_EXERCISE BRIEF_
The records that follow should be retyped word for word.

_SUPPLIED RECORDS_

*****

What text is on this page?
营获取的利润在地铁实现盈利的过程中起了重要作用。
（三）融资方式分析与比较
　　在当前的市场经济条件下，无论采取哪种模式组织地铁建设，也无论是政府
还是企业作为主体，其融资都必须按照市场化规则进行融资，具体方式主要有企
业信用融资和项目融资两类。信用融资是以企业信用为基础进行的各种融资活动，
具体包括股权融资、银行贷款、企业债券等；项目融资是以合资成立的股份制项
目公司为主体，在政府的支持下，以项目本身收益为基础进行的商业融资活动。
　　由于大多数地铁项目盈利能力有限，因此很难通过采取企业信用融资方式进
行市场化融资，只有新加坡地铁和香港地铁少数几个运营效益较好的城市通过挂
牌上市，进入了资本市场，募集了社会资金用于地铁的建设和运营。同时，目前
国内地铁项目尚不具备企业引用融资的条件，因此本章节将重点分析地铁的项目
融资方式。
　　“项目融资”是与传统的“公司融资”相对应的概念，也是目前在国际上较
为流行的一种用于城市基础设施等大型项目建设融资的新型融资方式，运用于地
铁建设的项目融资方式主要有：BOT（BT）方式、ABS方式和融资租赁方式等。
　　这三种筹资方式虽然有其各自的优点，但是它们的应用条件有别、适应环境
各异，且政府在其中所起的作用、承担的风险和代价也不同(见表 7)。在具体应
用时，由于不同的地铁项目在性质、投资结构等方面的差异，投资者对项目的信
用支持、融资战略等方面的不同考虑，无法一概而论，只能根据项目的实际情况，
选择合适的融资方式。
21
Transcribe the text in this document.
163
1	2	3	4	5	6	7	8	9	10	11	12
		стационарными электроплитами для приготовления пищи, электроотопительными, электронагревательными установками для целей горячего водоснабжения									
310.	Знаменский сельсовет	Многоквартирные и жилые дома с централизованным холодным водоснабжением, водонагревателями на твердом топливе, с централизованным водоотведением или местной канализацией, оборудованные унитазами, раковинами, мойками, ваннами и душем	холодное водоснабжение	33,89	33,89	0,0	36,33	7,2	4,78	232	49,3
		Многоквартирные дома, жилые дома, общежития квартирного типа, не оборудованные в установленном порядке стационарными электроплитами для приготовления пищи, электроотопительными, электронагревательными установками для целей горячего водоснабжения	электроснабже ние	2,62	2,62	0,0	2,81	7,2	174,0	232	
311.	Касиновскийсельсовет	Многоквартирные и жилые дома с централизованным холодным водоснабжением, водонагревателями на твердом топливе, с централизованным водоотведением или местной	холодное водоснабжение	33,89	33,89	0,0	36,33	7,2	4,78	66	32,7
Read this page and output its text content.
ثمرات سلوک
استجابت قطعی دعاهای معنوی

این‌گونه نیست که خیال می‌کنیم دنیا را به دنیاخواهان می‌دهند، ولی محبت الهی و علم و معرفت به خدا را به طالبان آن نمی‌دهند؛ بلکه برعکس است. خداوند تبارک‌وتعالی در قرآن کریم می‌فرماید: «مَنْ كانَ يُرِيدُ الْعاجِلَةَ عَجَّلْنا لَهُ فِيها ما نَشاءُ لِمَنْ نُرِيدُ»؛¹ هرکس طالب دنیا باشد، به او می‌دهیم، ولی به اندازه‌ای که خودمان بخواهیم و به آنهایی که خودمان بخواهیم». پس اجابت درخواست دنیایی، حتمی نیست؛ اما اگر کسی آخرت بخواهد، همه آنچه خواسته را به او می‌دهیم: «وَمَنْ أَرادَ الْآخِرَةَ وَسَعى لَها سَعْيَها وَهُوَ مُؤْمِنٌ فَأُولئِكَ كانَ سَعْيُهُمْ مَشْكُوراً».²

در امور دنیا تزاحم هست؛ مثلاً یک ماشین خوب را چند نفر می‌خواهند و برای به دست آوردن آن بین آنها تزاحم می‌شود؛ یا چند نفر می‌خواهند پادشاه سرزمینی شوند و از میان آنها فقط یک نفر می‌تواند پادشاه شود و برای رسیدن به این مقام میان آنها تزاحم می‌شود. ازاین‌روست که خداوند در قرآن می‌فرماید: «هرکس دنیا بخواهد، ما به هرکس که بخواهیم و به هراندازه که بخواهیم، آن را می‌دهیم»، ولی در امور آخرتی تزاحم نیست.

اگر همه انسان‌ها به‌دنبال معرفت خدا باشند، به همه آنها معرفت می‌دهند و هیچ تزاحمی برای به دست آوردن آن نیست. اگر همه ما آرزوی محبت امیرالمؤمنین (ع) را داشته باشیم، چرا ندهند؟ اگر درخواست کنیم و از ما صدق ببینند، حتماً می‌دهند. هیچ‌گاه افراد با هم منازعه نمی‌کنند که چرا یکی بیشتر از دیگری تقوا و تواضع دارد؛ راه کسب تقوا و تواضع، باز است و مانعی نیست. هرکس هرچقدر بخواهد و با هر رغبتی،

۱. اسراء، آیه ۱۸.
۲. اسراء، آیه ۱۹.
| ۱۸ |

*****

_TASK SOLUTION_
What text is on this page?
营获取的利润在地铁实现盈利的过程中起了重要作用。
（三）融资方式分析与比较
　　在当前的市场经济条件下，无论采取哪种模式组织地铁建设，也无论是政府
还是企业作为主体，其融资都必须按照市场化规则进行融资，具体方式主要有企
业信用融资和项目融资两类。信用融资是以企业信用为基础进行的各种融资活动，
具体包括股权融资、银行贷款、企业债券等；项目融资是以合资成立的股份制项
目公司为主体，在政府的支持下，以项目本身收益为基础进行的商业融资活动。
　　由于大多数地铁项目盈利能力有限，因此很难通过采取企业信用融资方式进
行市场化融资，只有新加坡地铁和香港地铁少数几个运营效益较好的城市通过挂
牌上市，进入了资本市场，募集了社会资金用于地铁的建设和运营。同时，目前
国内地铁项目尚不具备企业引用融资的条件，因此本章节将重点分析地铁的项目
融资方式。
　　“项目融资”是与传统的“公司融资”相对应的概念，也是目前在国际上较
为流行的一种用于城市基础设施等大型项目建设融资的新型融资方式，运用于地
铁建设的项目融资方式主要有：BOT（BT）方式、ABS方式和融资租赁方式等。
　　这三种筹资方式虽然有其各自的优点，但是它们的应用条件有别、适应环境
各异，且政府在其中所起的作用、承担的风险和代价也不同(见表 7)。在具体应
用时，由于不同的地铁项目在性质、投资结构等方面的差异，投资者对项目的信
用支持、融资战略等方面的不同考虑，无法一概而论，只能根据项目的实际情况，
选择合适的融资方式。
21
Transcribe the text in this document.
163
1	2	3	4	5	6	7	8	9	10	11	12
		стационарными электроплитами для приготовления пищи, электроотопительными, электронагревательными установками для целей горячего водоснабжения									
310.	Знаменский сельсовет	Многоквартирные и жилые дома с централизованным холодным водоснабжением, водонагревателями на твердом топливе, с централизованным водоотведением или местной канализацией, оборудованные унитазами, раковинами, мойками, ваннами и душем	холодное водоснабжение	33,89	33,89	0,0	36,33	7,2	4,78	232	49,3
		Многоквартирные дома, жилые дома, общежития квартирного типа, не оборудованные в установленном порядке стационарными электроплитами для приготовления пищи, электроотопительными, электронагревательными установками для целей горячего водоснабжения	электроснабже ние	2,62	2,62	0,0	2,81	7,2	174,0	232	
311.	Касиновскийсельсовет	Многоквартирные и жилые дома с централизованным холодным водоснабжением, водонагревателями на твердом топливе, с централизованным водоотведением или местной	холодное водоснабжение	33,89	33,89	0,0	36,33	7,2	4,78	66	32,7
Read this page and output its text content.
ثمرات سلوک
استجابت قطعی دعاهای معنوی

این‌گونه نیست که خیال می‌کنیم دنیا را به دنیاخواهان می‌دهند، ولی محبت الهی و علم و معرفت به خدا را به طالبان آن نمی‌دهند؛ بلکه برعکس است. خداوند تبارک‌وتعالی در قرآن کریم می‌فرماید: «مَنْ كانَ يُرِيدُ الْعاجِلَةَ عَجَّلْنا لَهُ فِيها ما نَشاءُ لِمَنْ نُرِيدُ»؛¹ هرکس طالب دنیا باشد، به او می‌دهیم، ولی به اندازه‌ای که خودمان بخواهیم و به آنهایی که خودمان بخواهیم». پس اجابت درخواست دنیایی، حتمی نیست؛ اما اگر کسی آخرت بخواهد، همه آنچه خواسته را به او می‌دهیم: «وَمَنْ أَرادَ الْآخِرَةَ وَسَعى لَها سَعْيَها وَهُوَ مُؤْمِنٌ فَأُولئِكَ كانَ سَعْيُهُمْ مَشْكُوراً».²

در امور دنیا تزاحم هست؛ مثلاً یک ماشین خوب را چند نفر می‌خواهند و برای به دست آوردن آن بین آنها تزاحم می‌شود؛ یا چند نفر می‌خواهند پادشاه سرزمینی شوند و از میان آنها فقط یک نفر می‌تواند پادشاه شود و برای رسیدن به این مقام میان آنها تزاحم می‌شود. ازاین‌روست که خداوند در قرآن می‌فرماید: «هرکس دنیا بخواهد، ما به هرکس که بخواهیم و به هراندازه که بخواهیم، آن را می‌دهیم»، ولی در امور آخرتی تزاحم نیست.

اگر همه انسان‌ها به‌دنبال معرفت خدا باشند، به همه آنها معرفت می‌دهند و هیچ تزاحمی برای به دست آوردن آن نیست. اگر همه ما آرزوی محبت امیرالمؤمنین (ع) را داشته باشیم، چرا ندهند؟ اگر درخواست کنیم و از ما صدق ببینند، حتماً می‌دهند. هیچ‌گاه افراد با هم منازعه نمی‌کنند که چرا یکی بیشتر از دیگری تقوا و تواضع دارد؛ راه کسب تقوا و تواضع، باز است و مانعی نیست. هرکس هرچقدر بخواهد و با هر رغبتی،

۱. اسراء، آیه ۱۸.
۲. اسراء، آیه ۱۹.
| ۱۸ |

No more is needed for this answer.